**Instructions for the task**
Search the material for the string "Brain" and copy each line where it occurs.

**Data in this exercise**
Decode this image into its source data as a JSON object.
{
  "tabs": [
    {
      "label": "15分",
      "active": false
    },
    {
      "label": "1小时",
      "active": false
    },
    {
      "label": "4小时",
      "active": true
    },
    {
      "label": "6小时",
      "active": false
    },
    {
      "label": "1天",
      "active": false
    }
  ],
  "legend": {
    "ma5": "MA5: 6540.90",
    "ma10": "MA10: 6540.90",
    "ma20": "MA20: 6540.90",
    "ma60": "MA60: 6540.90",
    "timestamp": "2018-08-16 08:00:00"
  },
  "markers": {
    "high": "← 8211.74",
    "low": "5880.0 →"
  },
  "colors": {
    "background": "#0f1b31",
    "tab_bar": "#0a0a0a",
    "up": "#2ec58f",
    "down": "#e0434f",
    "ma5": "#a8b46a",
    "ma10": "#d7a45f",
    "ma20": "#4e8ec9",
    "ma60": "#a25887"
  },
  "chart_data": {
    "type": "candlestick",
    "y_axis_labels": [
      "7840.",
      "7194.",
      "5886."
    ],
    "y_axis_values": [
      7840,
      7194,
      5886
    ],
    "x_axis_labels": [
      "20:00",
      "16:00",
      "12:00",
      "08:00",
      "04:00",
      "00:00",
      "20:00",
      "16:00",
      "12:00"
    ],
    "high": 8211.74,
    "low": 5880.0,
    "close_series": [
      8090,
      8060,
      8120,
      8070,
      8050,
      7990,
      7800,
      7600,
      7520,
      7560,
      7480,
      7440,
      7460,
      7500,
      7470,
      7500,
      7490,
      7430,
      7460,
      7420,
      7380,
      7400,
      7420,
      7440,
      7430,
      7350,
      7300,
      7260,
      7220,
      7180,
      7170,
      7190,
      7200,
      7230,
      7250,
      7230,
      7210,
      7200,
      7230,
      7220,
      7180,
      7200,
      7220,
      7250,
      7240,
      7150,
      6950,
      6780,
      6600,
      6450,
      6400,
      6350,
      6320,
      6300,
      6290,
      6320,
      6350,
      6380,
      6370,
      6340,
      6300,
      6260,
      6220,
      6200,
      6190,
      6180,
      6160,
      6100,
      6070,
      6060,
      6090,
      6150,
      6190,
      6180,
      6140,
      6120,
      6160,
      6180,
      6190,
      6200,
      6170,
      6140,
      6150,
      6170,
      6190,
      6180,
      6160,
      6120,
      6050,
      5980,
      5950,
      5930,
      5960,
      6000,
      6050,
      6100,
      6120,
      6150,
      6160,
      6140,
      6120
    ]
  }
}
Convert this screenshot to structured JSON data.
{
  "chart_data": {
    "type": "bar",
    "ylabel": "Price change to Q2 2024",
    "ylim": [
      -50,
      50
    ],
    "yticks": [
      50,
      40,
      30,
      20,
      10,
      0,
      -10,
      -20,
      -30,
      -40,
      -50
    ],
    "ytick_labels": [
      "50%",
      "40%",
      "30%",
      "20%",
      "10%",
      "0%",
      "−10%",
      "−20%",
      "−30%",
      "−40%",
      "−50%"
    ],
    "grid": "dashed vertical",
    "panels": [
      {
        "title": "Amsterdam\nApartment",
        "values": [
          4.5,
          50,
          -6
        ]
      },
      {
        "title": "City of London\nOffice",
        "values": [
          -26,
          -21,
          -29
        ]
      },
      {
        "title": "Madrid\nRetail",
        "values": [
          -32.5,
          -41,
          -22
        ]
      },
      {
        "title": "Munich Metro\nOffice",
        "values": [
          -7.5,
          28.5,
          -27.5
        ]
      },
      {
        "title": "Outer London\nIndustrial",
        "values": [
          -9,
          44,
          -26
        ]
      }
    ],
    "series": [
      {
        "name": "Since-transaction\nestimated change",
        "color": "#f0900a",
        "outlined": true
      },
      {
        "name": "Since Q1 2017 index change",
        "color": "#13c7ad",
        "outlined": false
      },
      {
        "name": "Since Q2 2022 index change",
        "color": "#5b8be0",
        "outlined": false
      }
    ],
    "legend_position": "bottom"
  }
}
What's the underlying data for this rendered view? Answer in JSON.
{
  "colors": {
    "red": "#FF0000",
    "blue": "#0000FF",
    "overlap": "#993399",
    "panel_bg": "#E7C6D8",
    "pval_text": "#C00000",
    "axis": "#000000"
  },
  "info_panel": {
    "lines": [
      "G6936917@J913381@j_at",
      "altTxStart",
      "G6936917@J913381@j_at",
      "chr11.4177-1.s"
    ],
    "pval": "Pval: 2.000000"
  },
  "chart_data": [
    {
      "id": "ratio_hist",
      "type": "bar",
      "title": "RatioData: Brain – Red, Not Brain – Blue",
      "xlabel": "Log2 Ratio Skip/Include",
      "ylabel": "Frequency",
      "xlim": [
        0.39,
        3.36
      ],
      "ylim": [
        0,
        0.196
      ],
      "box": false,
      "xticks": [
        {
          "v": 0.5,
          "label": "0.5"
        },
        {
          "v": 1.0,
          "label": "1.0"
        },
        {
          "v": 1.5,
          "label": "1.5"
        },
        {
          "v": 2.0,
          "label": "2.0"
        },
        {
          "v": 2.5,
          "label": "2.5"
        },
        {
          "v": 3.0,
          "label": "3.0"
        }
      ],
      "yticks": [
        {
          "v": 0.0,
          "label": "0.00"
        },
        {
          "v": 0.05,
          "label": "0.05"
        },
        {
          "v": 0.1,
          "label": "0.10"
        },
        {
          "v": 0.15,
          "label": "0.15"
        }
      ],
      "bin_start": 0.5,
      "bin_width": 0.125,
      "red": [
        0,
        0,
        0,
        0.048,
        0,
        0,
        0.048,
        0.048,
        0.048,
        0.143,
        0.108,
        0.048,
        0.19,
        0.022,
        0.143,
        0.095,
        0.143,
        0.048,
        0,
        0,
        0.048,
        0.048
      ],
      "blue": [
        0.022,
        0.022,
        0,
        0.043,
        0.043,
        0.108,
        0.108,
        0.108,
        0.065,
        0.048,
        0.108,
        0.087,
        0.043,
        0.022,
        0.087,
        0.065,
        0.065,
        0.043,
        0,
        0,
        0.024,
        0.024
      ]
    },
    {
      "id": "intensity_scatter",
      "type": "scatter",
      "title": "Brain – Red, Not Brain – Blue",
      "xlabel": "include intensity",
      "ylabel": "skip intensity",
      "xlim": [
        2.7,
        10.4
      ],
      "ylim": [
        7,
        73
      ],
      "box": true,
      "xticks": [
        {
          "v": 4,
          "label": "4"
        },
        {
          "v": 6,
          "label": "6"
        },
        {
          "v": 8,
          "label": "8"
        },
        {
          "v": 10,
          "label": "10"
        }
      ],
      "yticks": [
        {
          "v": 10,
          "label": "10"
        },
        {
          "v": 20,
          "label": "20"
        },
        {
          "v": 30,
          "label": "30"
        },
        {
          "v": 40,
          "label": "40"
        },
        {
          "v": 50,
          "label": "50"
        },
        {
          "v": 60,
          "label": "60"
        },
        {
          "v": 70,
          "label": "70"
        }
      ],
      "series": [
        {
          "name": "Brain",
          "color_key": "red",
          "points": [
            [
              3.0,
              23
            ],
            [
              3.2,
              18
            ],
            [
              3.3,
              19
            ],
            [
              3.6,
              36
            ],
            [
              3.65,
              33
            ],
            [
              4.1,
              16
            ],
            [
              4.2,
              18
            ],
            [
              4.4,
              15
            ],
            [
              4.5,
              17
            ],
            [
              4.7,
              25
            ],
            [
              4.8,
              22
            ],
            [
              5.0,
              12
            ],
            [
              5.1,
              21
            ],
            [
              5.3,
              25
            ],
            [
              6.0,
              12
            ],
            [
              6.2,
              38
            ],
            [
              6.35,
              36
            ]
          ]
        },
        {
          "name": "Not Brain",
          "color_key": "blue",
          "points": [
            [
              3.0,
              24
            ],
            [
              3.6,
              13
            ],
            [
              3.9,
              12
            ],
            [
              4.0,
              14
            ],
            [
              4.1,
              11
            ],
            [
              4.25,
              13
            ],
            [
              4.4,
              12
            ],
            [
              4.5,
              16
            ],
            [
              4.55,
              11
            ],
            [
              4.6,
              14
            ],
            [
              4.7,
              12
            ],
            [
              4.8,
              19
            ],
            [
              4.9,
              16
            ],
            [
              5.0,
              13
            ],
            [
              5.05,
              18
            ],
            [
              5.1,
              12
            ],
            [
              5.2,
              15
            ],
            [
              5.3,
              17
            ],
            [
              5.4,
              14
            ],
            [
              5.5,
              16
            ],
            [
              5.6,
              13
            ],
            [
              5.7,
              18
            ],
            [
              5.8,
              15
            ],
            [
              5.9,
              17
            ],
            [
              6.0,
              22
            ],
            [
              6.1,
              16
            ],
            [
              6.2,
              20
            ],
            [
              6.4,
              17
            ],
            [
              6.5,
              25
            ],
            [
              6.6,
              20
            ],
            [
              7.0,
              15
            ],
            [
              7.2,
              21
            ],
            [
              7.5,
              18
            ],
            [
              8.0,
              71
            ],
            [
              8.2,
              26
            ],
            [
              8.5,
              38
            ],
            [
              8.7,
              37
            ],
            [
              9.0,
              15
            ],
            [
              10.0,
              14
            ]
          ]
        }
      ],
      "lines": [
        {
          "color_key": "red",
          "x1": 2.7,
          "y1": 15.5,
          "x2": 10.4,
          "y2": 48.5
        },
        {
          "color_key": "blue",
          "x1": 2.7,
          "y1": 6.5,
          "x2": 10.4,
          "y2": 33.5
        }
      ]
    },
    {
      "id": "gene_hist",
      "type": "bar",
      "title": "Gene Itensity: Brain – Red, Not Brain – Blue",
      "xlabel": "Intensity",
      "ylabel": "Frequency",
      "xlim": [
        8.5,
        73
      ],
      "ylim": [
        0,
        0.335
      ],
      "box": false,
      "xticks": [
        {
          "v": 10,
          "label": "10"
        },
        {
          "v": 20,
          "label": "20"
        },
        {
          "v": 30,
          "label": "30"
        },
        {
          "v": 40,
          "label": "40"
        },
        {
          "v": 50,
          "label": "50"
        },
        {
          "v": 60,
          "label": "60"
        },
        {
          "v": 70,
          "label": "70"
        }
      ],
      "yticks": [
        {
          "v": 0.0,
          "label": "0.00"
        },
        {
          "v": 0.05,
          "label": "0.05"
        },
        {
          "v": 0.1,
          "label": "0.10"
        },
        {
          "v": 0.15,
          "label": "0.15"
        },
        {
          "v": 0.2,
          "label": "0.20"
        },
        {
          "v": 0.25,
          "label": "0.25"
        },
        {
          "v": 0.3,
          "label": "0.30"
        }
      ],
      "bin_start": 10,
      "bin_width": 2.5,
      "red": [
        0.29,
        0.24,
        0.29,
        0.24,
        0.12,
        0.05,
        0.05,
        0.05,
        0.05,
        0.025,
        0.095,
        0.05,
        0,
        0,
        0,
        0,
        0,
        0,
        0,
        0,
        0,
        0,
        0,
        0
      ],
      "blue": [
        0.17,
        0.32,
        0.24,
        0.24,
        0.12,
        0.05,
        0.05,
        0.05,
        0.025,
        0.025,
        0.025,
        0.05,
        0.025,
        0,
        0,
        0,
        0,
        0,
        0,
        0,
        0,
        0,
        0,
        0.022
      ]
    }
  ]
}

**Task solution**
      "title": "RatioData: Brain – Red, Not Brain – Blue",
      "title": "Brain – Red, Not Brain – Blue",
          "name": "Brain",
          "name": "Not Brain",
      "title": "Gene Itensity: Brain – Red, Not Brain – Blue",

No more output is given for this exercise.